* Input material
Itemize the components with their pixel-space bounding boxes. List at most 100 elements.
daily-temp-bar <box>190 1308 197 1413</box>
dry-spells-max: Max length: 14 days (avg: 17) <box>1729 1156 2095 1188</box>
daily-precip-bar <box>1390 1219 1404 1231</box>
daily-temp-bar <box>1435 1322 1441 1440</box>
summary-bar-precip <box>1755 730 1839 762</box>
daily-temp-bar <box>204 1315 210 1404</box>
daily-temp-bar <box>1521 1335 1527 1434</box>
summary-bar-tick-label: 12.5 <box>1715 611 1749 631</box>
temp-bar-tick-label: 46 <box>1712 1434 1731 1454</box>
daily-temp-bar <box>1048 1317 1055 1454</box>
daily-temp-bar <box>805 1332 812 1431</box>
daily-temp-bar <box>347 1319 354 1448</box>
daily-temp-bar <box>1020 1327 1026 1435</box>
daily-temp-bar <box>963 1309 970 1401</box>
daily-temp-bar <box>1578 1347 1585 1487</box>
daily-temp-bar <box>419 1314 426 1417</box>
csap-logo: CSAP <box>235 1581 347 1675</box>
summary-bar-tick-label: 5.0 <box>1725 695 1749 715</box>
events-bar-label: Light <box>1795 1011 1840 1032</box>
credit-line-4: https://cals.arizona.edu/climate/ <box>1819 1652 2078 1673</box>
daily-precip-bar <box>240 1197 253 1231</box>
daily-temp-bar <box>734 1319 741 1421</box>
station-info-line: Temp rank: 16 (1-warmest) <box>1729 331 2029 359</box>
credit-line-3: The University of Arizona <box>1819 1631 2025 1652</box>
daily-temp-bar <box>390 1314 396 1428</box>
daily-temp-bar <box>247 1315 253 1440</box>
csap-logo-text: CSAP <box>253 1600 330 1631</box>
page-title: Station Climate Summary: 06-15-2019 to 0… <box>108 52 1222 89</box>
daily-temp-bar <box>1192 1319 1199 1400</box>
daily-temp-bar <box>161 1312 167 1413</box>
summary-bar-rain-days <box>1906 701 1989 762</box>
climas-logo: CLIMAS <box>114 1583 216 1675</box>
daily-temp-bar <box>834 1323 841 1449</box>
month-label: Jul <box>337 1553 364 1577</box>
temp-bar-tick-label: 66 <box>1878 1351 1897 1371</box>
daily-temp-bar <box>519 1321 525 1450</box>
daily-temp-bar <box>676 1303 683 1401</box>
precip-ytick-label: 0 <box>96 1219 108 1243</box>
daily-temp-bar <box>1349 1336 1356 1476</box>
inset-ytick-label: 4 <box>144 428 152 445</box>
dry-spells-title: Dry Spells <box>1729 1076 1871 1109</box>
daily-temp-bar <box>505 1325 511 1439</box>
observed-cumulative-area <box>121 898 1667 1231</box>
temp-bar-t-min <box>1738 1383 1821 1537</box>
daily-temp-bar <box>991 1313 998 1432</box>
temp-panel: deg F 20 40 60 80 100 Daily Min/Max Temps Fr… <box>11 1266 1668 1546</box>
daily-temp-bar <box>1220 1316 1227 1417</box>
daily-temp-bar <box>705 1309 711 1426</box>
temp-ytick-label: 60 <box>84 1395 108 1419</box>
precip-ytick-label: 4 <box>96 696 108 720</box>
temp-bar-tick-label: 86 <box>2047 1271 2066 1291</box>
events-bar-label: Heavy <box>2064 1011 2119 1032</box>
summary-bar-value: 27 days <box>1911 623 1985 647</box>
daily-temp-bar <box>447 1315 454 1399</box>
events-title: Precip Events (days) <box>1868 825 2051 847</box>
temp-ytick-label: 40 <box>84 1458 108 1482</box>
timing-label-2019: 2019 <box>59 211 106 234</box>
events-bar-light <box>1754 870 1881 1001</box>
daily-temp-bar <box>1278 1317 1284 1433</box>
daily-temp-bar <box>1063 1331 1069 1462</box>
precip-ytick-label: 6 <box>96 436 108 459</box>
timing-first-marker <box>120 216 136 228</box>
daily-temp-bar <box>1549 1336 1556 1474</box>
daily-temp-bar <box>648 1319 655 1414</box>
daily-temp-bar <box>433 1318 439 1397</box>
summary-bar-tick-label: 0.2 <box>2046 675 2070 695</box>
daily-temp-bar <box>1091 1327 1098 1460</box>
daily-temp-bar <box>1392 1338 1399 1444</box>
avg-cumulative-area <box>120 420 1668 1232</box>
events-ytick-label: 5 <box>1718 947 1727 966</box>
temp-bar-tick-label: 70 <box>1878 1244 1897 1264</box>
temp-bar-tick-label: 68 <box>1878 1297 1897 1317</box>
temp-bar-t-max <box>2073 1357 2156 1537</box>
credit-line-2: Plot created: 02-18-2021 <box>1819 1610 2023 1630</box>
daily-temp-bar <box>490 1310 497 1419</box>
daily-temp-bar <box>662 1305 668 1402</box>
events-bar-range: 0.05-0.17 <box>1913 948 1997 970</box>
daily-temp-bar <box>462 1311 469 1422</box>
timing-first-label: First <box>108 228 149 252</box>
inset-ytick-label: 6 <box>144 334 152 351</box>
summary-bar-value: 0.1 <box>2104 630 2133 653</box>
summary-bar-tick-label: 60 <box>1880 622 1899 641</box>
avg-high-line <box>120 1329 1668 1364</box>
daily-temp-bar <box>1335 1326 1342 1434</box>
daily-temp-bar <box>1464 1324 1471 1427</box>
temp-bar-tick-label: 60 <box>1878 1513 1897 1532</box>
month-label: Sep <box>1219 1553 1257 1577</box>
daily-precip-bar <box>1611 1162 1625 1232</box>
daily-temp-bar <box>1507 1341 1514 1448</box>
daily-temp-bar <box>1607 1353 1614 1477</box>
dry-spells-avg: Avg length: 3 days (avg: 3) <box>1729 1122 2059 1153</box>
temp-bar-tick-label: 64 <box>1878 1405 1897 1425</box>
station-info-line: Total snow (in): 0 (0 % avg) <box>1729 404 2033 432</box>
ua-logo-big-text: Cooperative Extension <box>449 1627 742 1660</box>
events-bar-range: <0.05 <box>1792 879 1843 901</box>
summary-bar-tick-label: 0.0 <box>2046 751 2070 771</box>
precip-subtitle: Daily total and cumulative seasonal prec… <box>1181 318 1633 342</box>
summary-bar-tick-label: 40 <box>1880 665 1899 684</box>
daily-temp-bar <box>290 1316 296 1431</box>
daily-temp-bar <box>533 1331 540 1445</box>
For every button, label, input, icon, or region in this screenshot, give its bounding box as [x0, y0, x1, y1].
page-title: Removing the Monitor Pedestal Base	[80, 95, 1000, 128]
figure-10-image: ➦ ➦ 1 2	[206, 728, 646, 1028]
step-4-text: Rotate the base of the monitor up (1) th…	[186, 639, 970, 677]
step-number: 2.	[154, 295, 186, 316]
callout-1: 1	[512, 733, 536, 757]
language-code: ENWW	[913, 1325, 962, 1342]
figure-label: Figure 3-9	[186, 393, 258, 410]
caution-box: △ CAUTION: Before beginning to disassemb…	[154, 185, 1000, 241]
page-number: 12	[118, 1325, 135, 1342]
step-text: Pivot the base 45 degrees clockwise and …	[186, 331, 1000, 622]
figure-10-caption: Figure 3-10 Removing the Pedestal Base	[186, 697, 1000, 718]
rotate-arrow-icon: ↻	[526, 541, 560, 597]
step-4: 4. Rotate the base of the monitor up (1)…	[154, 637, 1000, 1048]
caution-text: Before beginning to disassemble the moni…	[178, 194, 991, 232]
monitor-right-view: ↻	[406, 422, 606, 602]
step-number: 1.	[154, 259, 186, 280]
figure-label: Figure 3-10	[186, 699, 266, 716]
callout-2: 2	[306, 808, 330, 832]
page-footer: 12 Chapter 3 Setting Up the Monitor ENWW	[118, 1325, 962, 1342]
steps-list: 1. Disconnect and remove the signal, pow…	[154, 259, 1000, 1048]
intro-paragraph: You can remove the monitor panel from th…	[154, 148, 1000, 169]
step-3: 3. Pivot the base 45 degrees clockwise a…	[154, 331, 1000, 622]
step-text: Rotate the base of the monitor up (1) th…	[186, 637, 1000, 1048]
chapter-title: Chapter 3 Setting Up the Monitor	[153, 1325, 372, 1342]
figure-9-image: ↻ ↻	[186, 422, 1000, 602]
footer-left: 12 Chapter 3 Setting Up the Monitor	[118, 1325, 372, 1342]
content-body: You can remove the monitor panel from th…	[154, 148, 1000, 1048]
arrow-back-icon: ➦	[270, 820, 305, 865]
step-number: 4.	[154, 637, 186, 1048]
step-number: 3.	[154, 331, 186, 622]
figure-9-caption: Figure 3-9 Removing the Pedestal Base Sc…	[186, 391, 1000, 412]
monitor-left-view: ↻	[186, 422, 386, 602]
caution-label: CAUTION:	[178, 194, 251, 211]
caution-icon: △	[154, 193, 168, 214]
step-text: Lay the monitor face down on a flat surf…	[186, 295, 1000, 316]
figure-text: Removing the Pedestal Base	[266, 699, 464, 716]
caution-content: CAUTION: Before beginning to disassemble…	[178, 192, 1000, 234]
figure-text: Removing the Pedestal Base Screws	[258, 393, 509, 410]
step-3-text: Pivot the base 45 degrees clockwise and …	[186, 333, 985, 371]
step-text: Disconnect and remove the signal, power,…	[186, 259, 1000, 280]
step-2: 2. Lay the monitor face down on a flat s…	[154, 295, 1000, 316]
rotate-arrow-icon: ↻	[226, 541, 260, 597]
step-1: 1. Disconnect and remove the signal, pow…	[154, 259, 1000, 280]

* The task
Print the lines that run from the start of the records through the line containing "summary-bar-precip <box>1755 730", including both ends.

* Right answer
Itemize the components with their pixel-space bounding boxes. List at most 100 elements.
daily-temp-bar <box>190 1308 197 1413</box>
dry-spells-max: Max length: 14 days (avg: 17) <box>1729 1156 2095 1188</box>
daily-precip-bar <box>1390 1219 1404 1231</box>
daily-temp-bar <box>1435 1322 1441 1440</box>
summary-bar-precip <box>1755 730 1839 762</box>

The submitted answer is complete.